WRITTEN TASK
In the listing below, pick out lines with "spreadsheet".

Records from a data source
══════════════════════════════
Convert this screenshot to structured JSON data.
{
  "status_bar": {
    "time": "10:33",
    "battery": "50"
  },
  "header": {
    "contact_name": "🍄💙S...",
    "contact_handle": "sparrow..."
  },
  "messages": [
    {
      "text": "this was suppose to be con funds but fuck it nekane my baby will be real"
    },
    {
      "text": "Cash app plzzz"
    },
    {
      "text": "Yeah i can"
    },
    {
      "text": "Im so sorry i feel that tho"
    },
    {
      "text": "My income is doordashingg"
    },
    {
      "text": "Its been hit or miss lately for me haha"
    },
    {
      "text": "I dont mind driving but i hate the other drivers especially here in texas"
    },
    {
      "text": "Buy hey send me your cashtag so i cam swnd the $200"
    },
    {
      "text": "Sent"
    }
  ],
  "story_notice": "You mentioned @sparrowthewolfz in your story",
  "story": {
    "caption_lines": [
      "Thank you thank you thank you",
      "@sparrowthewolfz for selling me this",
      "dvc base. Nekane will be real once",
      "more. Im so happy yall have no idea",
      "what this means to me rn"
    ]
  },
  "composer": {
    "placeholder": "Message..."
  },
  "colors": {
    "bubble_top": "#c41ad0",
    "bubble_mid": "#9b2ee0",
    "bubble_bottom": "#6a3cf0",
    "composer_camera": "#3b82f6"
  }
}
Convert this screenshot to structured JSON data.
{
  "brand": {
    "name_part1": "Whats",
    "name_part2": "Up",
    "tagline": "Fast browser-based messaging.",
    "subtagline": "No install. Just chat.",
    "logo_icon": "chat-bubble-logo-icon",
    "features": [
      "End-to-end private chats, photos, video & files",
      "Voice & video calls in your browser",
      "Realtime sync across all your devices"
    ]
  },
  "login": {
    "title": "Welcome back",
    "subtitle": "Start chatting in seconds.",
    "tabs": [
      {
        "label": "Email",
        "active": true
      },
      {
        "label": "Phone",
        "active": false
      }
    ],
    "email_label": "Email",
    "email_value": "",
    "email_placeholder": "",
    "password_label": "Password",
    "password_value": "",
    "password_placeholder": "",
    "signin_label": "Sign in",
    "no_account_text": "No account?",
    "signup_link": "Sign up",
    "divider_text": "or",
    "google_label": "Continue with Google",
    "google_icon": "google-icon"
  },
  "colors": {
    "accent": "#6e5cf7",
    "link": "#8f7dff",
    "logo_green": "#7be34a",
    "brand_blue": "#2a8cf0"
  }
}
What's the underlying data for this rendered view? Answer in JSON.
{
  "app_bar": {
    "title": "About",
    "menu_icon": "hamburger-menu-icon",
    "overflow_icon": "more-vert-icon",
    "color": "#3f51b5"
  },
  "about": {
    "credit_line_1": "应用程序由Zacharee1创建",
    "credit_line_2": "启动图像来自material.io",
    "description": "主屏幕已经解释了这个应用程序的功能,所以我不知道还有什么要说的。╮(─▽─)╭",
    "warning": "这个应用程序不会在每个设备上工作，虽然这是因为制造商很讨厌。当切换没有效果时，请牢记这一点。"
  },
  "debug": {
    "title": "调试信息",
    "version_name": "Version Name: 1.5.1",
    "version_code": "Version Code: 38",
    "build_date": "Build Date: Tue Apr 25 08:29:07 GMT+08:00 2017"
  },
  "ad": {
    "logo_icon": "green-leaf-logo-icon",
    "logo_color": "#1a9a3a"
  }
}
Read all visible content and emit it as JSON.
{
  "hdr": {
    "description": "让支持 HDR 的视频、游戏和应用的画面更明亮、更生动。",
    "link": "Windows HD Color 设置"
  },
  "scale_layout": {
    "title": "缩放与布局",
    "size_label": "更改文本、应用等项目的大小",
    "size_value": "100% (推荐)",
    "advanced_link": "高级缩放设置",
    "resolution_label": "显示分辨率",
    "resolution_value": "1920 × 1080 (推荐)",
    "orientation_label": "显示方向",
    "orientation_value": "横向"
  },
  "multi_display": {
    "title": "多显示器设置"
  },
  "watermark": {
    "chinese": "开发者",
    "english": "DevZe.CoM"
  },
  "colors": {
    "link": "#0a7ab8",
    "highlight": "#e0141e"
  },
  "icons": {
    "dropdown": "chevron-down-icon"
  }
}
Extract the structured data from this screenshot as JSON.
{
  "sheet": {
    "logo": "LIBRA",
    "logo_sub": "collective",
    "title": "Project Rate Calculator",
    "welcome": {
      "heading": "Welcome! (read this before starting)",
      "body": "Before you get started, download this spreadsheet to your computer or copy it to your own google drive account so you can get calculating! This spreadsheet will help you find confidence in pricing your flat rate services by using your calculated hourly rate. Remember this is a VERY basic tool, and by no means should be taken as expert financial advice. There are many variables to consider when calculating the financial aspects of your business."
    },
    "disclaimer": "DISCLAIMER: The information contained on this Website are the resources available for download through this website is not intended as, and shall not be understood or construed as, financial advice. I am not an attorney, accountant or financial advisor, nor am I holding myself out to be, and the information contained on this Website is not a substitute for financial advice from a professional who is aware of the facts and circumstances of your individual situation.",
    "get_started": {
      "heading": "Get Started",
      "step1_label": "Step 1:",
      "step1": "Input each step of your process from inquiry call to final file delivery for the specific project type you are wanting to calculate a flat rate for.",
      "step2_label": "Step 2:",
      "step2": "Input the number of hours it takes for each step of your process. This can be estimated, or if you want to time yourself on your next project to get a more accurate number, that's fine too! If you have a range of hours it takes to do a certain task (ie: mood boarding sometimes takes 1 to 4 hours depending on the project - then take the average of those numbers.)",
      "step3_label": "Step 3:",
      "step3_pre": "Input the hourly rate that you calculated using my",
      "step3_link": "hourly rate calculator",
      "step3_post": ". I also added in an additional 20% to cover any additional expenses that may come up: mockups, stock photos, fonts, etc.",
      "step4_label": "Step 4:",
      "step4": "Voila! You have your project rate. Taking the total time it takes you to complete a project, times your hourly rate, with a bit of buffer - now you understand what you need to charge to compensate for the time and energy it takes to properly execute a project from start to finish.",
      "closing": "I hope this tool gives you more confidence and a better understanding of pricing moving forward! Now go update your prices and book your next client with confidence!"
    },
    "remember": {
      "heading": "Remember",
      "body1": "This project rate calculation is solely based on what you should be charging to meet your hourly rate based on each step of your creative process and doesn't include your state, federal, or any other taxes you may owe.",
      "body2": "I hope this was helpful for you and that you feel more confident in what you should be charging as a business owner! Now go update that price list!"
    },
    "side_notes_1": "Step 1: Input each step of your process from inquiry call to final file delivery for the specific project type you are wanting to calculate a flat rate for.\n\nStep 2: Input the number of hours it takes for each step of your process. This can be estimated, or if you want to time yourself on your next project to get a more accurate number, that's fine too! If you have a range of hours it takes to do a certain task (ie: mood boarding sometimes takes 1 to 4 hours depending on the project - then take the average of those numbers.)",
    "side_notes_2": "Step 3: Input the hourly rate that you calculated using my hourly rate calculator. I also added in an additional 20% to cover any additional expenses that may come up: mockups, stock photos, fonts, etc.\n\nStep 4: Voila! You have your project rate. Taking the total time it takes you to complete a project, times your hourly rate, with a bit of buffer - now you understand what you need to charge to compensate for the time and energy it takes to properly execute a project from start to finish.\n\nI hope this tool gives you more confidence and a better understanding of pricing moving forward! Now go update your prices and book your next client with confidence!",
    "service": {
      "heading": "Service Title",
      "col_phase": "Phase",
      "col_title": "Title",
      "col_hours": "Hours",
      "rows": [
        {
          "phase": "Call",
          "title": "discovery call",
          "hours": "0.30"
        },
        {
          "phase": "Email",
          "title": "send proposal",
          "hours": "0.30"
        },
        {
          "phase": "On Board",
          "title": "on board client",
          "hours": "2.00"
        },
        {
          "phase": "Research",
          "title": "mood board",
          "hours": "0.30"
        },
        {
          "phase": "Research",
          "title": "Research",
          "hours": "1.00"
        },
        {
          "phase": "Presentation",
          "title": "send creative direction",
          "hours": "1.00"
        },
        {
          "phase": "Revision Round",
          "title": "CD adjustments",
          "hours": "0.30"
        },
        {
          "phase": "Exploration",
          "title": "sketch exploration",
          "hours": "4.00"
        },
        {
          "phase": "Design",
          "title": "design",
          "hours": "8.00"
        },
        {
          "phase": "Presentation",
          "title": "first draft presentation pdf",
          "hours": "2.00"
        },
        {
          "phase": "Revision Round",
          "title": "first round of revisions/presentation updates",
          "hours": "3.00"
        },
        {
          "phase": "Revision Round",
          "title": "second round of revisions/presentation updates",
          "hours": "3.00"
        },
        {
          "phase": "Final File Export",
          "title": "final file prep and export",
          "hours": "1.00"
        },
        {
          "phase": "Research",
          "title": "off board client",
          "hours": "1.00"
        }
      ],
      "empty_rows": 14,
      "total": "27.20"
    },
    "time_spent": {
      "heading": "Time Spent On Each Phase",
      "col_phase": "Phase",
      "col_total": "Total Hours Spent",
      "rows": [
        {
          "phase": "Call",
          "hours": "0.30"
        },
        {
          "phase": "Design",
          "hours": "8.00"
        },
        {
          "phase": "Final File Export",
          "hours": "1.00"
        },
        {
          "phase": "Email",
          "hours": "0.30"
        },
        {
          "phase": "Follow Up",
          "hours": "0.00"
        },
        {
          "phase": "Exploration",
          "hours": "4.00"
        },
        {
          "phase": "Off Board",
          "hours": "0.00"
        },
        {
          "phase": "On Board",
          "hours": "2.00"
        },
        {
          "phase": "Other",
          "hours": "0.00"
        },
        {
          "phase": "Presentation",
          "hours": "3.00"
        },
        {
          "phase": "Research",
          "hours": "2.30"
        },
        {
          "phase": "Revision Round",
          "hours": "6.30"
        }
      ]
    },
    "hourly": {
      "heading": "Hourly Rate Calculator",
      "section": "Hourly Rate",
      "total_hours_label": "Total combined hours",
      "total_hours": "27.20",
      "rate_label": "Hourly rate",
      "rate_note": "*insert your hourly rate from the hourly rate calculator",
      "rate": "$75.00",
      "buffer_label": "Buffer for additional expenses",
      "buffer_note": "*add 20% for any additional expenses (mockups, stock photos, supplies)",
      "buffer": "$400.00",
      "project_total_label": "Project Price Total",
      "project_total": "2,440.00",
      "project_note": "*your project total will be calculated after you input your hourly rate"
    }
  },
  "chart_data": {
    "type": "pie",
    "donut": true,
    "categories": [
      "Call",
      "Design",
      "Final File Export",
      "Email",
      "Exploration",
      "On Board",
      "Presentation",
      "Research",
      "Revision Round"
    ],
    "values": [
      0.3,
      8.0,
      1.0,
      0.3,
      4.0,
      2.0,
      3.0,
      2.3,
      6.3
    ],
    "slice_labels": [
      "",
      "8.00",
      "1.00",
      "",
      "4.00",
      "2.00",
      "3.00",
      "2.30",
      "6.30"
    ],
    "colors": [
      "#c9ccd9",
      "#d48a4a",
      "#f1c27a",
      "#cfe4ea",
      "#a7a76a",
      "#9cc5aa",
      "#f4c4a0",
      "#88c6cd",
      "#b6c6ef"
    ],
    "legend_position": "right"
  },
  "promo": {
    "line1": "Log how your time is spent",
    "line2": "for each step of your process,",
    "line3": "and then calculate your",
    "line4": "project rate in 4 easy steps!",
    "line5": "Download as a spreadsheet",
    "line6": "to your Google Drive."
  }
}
══════════════════════════════
RIGHT ANSWER
      "body": "Before you get started, download this spreadsheet to your computer or copy it to your own google drive account so you can get calculating! This spreadsheet will help you find confidence in pricing your flat rate services by using your calculated hourly rate. Remember this is a VERY basic tool, and by no means should be taken as expert financial advice. There are many variables to consider when calculating the financial aspects of your business."
    "line5": "Download as a spreadsheet",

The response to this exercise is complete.